• [WHAT YOU SHOULD DO]
Find the string "value" in the entries and copy each line that has it.

• [DATA SECTION]
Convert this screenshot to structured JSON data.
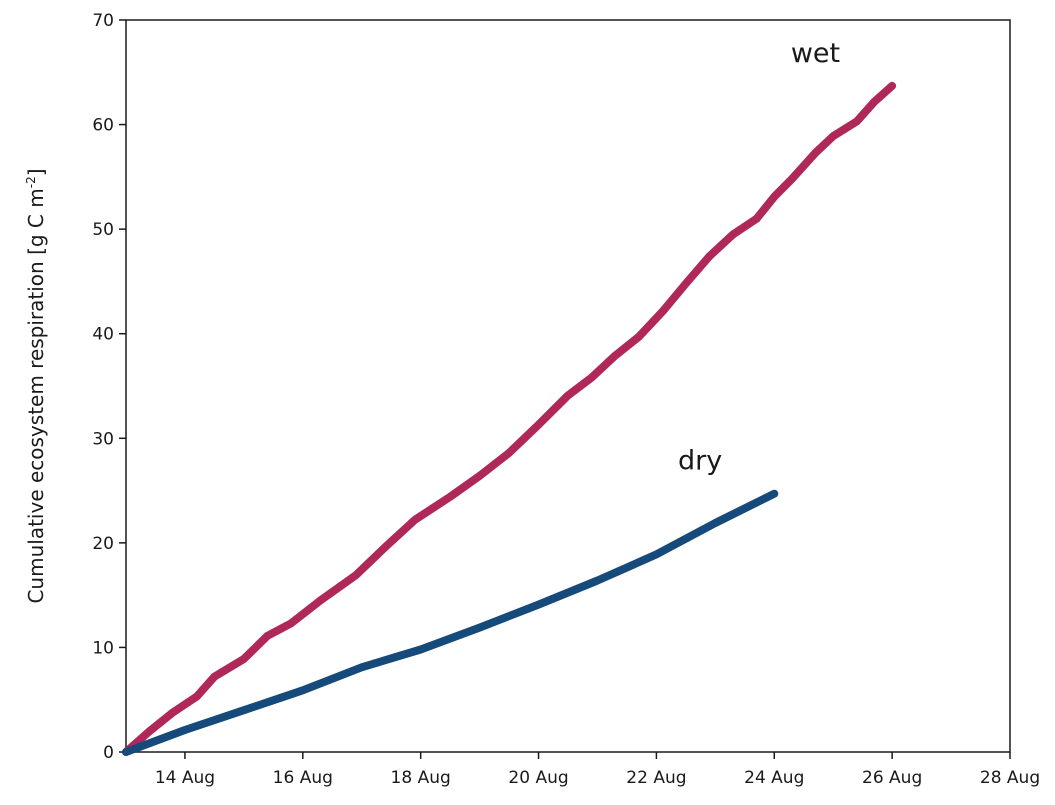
{
  "chart_data": {
    "type": "line",
    "title": "",
    "xlabel": "",
    "ylabel": "Cumulative ecosystem respiration [g C m",
    "ylabel_unit_exponent": "-2",
    "ylabel_close": "]",
    "x_unit": "days of August",
    "xlim": [
      13,
      28
    ],
    "ylim": [
      0,
      70
    ],
    "x_ticks": [
      {
        "value": 14,
        "label": "14 Aug"
      },
      {
        "value": 16,
        "label": "16 Aug"
      },
      {
        "value": 18,
        "label": "18 Aug"
      },
      {
        "value": 20,
        "label": "20 Aug"
      },
      {
        "value": 22,
        "label": "22 Aug"
      },
      {
        "value": 24,
        "label": "24 Aug"
      },
      {
        "value": 26,
        "label": "26 Aug"
      },
      {
        "value": 28,
        "label": "28 Aug"
      }
    ],
    "y_ticks": [
      0,
      10,
      20,
      30,
      40,
      50,
      60,
      70
    ],
    "grid": false,
    "legend": "inline labels at line ends",
    "series": [
      {
        "name": "wet",
        "color": "#b0285a",
        "points": [
          [
            13.0,
            0.0
          ],
          [
            13.4,
            2.0
          ],
          [
            13.8,
            3.8
          ],
          [
            14.2,
            5.3
          ],
          [
            14.5,
            7.2
          ],
          [
            15.0,
            8.9
          ],
          [
            15.4,
            11.1
          ],
          [
            15.8,
            12.3
          ],
          [
            16.3,
            14.5
          ],
          [
            16.9,
            16.9
          ],
          [
            17.4,
            19.6
          ],
          [
            17.9,
            22.2
          ],
          [
            18.5,
            24.4
          ],
          [
            19.0,
            26.4
          ],
          [
            19.5,
            28.6
          ],
          [
            20.0,
            31.3
          ],
          [
            20.5,
            34.1
          ],
          [
            20.9,
            35.8
          ],
          [
            21.3,
            37.9
          ],
          [
            21.7,
            39.7
          ],
          [
            22.1,
            42.1
          ],
          [
            22.5,
            44.8
          ],
          [
            22.9,
            47.4
          ],
          [
            23.3,
            49.5
          ],
          [
            23.7,
            51.0
          ],
          [
            24.0,
            53.1
          ],
          [
            24.3,
            54.8
          ],
          [
            24.7,
            57.3
          ],
          [
            25.0,
            58.9
          ],
          [
            25.4,
            60.3
          ],
          [
            25.7,
            62.2
          ],
          [
            26.0,
            63.7
          ]
        ]
      },
      {
        "name": "dry",
        "color": "#154a7a",
        "points": [
          [
            13.0,
            0.0
          ],
          [
            14.0,
            2.1
          ],
          [
            15.0,
            4.0
          ],
          [
            16.0,
            5.9
          ],
          [
            17.0,
            8.1
          ],
          [
            18.0,
            9.8
          ],
          [
            19.0,
            11.9
          ],
          [
            20.0,
            14.1
          ],
          [
            21.0,
            16.4
          ],
          [
            22.0,
            18.9
          ],
          [
            23.0,
            21.9
          ],
          [
            24.0,
            24.7
          ]
        ]
      }
    ]
  }
}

• [PROBLEM SOLUTION]
        "value": 14,
        "value": 16,
        "value": 18,
        "value": 20,
        "value": 22,
        "value": 24,
        "value": 26,
        "value": 28,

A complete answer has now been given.